In this exercise, reproduce all the entries that follow exactly.

-- start of RECORDED INFORMATION --

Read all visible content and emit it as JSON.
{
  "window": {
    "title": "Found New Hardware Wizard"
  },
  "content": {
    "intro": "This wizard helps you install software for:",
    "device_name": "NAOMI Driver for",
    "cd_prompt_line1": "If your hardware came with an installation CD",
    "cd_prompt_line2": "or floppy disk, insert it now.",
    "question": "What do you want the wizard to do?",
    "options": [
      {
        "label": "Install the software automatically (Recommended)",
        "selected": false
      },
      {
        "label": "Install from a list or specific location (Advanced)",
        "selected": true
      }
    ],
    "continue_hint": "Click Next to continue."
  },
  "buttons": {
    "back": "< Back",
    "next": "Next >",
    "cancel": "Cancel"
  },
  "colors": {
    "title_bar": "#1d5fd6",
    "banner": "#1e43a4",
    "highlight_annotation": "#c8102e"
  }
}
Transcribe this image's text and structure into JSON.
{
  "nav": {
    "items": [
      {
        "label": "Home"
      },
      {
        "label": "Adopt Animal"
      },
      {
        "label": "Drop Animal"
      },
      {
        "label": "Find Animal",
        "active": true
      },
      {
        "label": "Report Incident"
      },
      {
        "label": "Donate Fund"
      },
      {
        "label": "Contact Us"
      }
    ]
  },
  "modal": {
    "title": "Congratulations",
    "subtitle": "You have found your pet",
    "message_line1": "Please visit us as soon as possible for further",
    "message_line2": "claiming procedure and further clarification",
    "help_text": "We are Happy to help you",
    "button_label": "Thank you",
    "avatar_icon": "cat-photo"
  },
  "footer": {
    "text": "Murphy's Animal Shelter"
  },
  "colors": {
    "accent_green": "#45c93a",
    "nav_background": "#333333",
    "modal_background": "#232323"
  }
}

-- end of RECORDED INFORMATION --

THE COMPLETED TASK -
Read all visible content and emit it as JSON.
{
  "window": {
    "title": "Found New Hardware Wizard"
  },
  "content": {
    "intro": "This wizard helps you install software for:",
    "device_name": "NAOMI Driver for",
    "cd_prompt_line1": "If your hardware came with an installation CD",
    "cd_prompt_line2": "or floppy disk, insert it now.",
    "question": "What do you want the wizard to do?",
    "options": [
      {
        "label": "Install the software automatically (Recommended)",
        "selected": false
      },
      {
        "label": "Install from a list or specific location (Advanced)",
        "selected": true
      }
    ],
    "continue_hint": "Click Next to continue."
  },
  "buttons": {
    "back": "< Back",
    "next": "Next >",
    "cancel": "Cancel"
  },
  "colors": {
    "title_bar": "#1d5fd6",
    "banner": "#1e43a4",
    "highlight_annotation": "#c8102e"
  }
}
Transcribe this image's text and structure into JSON.
{
  "nav": {
    "items": [
      {
        "label": "Home"
      },
      {
        "label": "Adopt Animal"
      },
      {
        "label": "Drop Animal"
      },
      {
        "label": "Find Animal",
        "active": true
      },
      {
        "label": "Report Incident"
      },
      {
        "label": "Donate Fund"
      },
      {
        "label": "Contact Us"
      }
    ]
  },
  "modal": {
    "title": "Congratulations",
    "subtitle": "You have found your pet",
    "message_line1": "Please visit us as soon as possible for further",
    "message_line2": "claiming procedure and further clarification",
    "help_text": "We are Happy to help you",
    "button_label": "Thank you",
    "avatar_icon": "cat-photo"
  },
  "footer": {
    "text": "Murphy's Animal Shelter"
  },
  "colors": {
    "accent_green": "#45c93a",
    "nav_background": "#333333",
    "modal_background": "#232323"
  }
}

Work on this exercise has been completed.